◆ Problem ◆
Find and copy every line in the records that includes the string "allem".

Dataset items
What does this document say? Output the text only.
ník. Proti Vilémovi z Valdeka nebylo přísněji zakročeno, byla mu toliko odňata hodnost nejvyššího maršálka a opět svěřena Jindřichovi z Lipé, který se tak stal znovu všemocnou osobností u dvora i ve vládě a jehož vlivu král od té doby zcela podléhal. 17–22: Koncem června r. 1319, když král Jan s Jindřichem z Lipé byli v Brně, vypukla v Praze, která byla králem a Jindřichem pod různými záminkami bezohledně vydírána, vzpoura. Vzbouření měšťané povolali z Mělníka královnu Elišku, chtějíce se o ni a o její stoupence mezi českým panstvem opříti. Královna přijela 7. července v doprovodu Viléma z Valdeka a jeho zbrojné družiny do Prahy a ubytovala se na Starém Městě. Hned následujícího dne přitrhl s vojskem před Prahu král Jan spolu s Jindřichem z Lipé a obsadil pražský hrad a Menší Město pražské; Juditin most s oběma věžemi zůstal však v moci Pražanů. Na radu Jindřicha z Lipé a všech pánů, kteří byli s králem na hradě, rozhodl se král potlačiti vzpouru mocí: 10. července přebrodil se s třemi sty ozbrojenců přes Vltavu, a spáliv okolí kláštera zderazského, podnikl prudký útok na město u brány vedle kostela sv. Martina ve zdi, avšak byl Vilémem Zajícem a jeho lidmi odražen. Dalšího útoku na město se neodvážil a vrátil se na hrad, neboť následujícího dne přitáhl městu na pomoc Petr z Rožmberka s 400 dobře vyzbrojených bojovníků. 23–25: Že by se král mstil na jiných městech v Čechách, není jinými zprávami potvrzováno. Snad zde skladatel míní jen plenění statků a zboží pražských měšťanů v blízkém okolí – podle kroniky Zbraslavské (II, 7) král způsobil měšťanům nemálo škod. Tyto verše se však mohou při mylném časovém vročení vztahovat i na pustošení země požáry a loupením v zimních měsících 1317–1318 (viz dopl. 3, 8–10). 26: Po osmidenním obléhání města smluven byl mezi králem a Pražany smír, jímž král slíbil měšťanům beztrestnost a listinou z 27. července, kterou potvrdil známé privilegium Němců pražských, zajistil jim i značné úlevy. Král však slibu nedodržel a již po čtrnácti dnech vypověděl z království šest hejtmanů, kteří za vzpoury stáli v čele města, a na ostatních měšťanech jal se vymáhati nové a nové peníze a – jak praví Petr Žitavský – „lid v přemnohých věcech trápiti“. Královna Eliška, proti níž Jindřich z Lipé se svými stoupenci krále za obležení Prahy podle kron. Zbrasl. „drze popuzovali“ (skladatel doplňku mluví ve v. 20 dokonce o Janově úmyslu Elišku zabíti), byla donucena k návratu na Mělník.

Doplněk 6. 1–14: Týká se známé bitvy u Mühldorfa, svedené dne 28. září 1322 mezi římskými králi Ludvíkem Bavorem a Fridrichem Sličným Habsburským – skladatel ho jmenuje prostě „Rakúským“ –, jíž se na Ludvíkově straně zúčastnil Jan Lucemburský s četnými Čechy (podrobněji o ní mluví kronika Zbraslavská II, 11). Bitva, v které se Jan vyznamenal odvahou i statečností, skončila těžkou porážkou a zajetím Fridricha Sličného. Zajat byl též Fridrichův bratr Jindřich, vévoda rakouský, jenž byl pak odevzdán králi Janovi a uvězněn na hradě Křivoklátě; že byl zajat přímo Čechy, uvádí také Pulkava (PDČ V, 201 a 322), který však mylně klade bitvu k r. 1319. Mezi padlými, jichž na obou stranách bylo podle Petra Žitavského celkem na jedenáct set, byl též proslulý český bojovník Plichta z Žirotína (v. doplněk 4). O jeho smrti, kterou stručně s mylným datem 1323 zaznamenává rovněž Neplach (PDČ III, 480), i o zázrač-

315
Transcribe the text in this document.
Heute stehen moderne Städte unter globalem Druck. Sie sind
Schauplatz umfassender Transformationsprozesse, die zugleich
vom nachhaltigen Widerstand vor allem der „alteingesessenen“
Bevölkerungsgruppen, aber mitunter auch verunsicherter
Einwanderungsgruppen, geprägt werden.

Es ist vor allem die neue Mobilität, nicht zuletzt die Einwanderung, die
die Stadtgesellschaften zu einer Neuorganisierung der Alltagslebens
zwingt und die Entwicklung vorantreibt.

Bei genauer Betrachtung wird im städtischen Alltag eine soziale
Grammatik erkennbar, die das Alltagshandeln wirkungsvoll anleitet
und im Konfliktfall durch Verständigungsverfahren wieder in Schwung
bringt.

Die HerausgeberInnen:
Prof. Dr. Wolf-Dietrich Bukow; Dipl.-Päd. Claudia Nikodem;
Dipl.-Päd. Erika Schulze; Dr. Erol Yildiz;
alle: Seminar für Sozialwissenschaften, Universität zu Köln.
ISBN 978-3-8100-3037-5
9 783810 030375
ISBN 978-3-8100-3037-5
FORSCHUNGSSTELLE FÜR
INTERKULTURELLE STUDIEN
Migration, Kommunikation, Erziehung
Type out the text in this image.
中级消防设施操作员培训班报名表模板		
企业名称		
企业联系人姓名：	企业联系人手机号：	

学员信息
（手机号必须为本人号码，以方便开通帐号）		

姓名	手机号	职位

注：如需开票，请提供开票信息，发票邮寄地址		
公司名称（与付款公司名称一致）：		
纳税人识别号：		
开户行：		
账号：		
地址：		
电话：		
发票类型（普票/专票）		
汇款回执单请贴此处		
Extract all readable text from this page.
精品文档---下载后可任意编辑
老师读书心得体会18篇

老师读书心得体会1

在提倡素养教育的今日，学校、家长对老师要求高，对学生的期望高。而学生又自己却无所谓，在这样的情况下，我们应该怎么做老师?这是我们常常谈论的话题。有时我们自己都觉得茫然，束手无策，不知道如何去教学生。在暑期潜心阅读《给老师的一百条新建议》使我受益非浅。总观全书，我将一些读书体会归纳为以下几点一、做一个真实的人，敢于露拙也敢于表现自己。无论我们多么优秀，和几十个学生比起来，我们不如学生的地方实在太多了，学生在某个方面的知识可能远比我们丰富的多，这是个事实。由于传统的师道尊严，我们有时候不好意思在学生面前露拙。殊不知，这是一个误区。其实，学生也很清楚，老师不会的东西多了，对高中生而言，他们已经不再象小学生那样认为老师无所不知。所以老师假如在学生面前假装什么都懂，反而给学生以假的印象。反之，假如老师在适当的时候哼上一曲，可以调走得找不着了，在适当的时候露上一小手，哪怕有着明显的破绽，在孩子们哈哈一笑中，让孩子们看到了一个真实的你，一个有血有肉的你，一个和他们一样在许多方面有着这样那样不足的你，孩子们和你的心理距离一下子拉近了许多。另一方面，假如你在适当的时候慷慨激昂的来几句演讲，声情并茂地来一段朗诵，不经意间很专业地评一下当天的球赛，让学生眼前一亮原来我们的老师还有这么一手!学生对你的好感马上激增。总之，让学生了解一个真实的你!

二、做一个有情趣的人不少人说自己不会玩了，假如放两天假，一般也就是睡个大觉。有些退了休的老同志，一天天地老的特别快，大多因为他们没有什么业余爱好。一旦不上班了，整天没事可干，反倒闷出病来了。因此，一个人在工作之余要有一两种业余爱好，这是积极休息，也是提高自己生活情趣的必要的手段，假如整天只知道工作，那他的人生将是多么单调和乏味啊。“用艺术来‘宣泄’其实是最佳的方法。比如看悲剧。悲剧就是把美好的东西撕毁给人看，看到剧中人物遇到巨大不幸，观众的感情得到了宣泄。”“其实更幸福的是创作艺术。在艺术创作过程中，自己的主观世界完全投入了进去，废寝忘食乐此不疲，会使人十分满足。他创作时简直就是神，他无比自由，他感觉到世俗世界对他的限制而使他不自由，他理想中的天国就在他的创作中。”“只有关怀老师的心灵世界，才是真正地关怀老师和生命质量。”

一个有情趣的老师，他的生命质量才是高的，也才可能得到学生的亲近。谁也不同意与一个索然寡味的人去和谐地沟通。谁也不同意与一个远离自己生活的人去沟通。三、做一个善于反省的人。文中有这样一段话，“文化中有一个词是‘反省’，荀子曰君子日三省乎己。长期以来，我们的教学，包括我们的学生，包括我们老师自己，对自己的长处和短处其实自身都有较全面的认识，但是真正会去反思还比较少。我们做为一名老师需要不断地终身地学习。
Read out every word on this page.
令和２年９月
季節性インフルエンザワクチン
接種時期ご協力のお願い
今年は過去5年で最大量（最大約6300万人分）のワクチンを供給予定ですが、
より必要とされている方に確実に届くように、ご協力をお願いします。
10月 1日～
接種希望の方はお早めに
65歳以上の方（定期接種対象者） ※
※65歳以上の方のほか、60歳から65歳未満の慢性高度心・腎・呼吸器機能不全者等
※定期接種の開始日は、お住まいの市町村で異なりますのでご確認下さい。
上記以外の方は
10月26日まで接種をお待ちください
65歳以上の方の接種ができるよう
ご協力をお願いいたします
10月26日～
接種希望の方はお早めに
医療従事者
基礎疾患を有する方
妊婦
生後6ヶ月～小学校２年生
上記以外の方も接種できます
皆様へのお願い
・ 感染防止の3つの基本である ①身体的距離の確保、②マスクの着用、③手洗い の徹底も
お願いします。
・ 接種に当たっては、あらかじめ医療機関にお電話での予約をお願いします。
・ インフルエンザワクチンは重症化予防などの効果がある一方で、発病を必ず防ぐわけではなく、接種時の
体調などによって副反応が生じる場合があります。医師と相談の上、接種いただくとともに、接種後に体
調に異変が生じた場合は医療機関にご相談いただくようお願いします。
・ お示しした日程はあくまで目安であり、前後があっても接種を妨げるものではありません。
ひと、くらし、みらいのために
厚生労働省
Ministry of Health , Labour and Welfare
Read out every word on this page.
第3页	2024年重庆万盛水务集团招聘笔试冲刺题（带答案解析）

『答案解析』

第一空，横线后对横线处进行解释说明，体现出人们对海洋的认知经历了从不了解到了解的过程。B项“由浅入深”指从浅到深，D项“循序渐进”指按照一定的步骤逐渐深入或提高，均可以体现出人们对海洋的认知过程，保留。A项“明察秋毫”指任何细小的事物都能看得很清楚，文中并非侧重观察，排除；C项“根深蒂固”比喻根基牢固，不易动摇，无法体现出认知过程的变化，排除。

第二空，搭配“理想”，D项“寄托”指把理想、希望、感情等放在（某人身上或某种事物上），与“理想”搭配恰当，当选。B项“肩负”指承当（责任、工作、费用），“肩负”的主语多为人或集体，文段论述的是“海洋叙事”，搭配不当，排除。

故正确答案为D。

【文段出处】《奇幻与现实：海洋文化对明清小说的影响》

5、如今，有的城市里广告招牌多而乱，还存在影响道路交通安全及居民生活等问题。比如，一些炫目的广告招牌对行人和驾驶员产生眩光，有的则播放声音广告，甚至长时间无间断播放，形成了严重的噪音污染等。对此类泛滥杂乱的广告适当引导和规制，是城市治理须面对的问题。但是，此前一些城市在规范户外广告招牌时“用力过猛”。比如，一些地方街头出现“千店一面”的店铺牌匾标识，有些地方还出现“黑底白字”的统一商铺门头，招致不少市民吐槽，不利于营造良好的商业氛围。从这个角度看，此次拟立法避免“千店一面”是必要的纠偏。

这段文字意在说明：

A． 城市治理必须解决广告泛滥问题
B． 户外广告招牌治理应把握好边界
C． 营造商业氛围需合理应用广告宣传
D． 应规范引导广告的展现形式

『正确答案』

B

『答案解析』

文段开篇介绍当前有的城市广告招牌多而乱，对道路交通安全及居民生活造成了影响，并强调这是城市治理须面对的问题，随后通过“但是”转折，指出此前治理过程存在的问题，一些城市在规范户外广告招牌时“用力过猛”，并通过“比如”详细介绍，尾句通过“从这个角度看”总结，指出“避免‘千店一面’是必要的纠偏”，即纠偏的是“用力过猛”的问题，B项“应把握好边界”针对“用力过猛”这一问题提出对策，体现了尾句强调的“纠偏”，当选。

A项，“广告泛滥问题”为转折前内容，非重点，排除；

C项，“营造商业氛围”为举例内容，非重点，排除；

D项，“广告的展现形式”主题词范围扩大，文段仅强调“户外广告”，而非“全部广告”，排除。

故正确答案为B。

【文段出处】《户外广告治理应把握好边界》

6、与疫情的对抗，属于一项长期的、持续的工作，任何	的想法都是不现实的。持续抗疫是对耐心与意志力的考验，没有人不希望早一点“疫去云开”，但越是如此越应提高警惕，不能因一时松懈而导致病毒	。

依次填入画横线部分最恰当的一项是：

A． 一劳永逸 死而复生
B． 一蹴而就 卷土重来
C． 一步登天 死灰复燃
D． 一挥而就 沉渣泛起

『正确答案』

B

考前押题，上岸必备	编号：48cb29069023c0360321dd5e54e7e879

◆ Exercise result ◆
vom nachhaltigen Widerstand vor allem der „alteingesessenen“
Es ist vor allem die neue Mobilität, nicht zuletzt die Einwanderung, die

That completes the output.